TASK DETAILS
Return all of the data exactly as written, without the pictures.

Records from a collection of figures:
-- begin --

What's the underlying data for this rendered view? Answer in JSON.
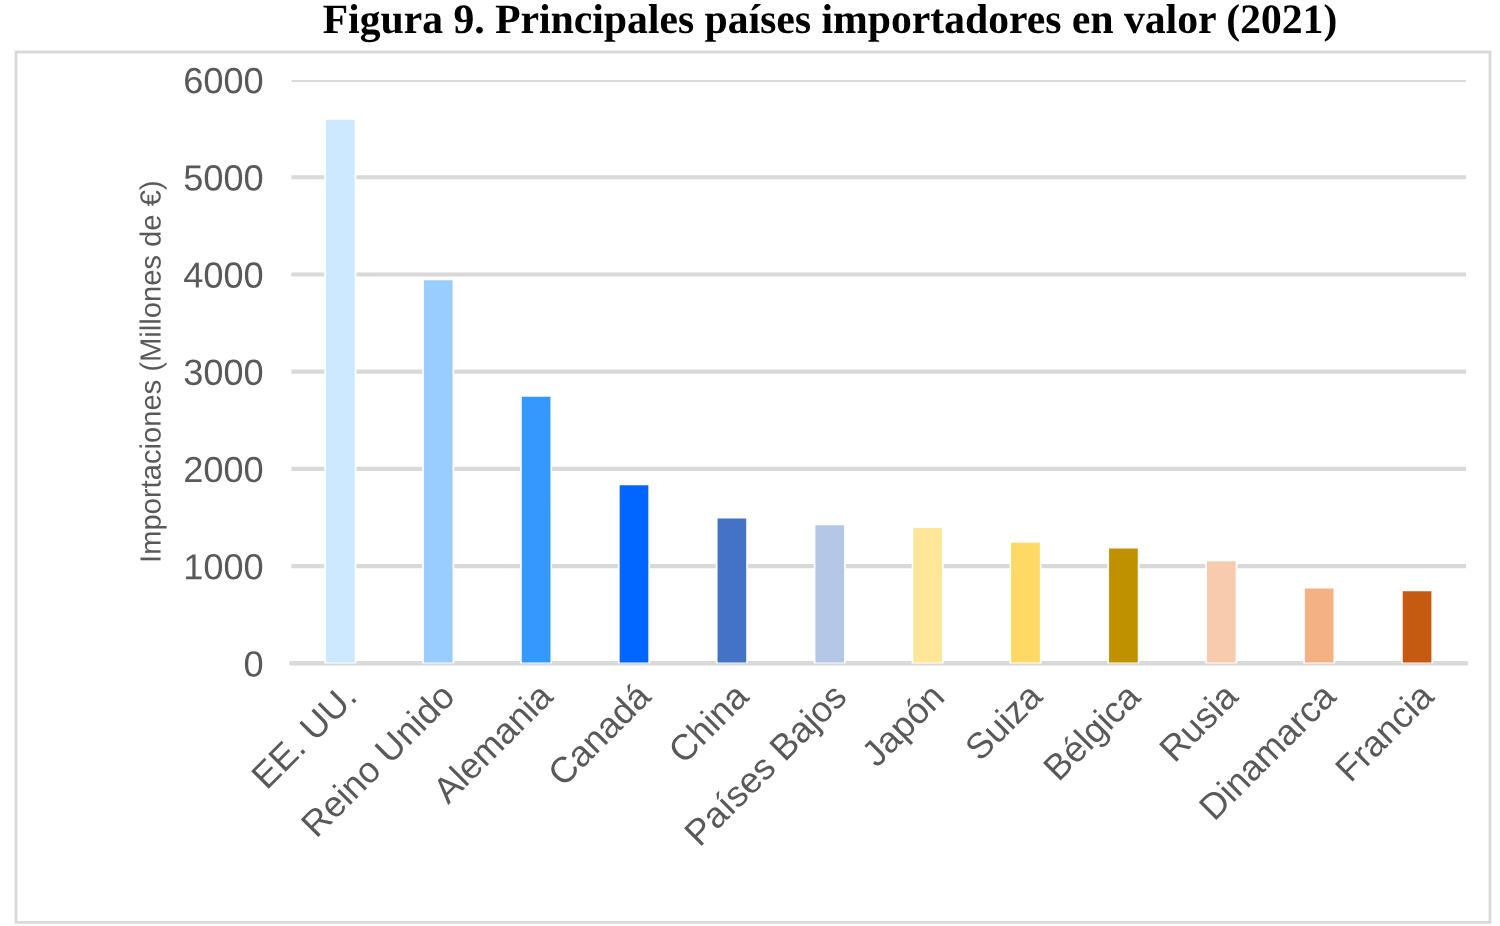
{
  "chart_data": {
    "type": "bar",
    "title": "Figura 9. Principales países importadores en valor (2021)",
    "ylabel": "Importaciones (Millones de €)",
    "categories": [
      "EE. UU.",
      "Reino Unido",
      "Alemania",
      "Canadá",
      "China",
      "Países Bajos",
      "Japón",
      "Suiza",
      "Bélgica",
      "Rusia",
      "Dinamarca",
      "Francia"
    ],
    "values": [
      5600,
      3950,
      2750,
      1840,
      1500,
      1430,
      1400,
      1250,
      1190,
      1060,
      780,
      750
    ],
    "colors": [
      "#cce9ff",
      "#99ccff",
      "#3399ff",
      "#0066ff",
      "#4472c4",
      "#b4c7e7",
      "#ffe699",
      "#ffd966",
      "#bf9000",
      "#f8cbad",
      "#f4b183",
      "#c55a11"
    ],
    "ylim": [
      0,
      6000
    ],
    "yticks": [
      0,
      1000,
      2000,
      3000,
      4000,
      5000,
      6000
    ],
    "grid": "y"
  }
}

-- end --

THE REPLY
What's the underlying data for this rendered view? Answer in JSON.
{
  "chart_data": {
    "type": "bar",
    "title": "Figura 9. Principales países importadores en valor (2021)",
    "ylabel": "Importaciones (Millones de €)",
    "categories": [
      "EE. UU.",
      "Reino Unido",
      "Alemania",
      "Canadá",
      "China",
      "Países Bajos",
      "Japón",
      "Suiza",
      "Bélgica",
      "Rusia",
      "Dinamarca",
      "Francia"
    ],
    "values": [
      5600,
      3950,
      2750,
      1840,
      1500,
      1430,
      1400,
      1250,
      1190,
      1060,
      780,
      750
    ],
    "colors": [
      "#cce9ff",
      "#99ccff",
      "#3399ff",
      "#0066ff",
      "#4472c4",
      "#b4c7e7",
      "#ffe699",
      "#ffd966",
      "#bf9000",
      "#f8cbad",
      "#f4b183",
      "#c55a11"
    ],
    "ylim": [
      0,
      6000
    ],
    "yticks": [
      0,
      1000,
      2000,
      3000,
      4000,
      5000,
      6000
    ],
    "grid": "y"
  }
}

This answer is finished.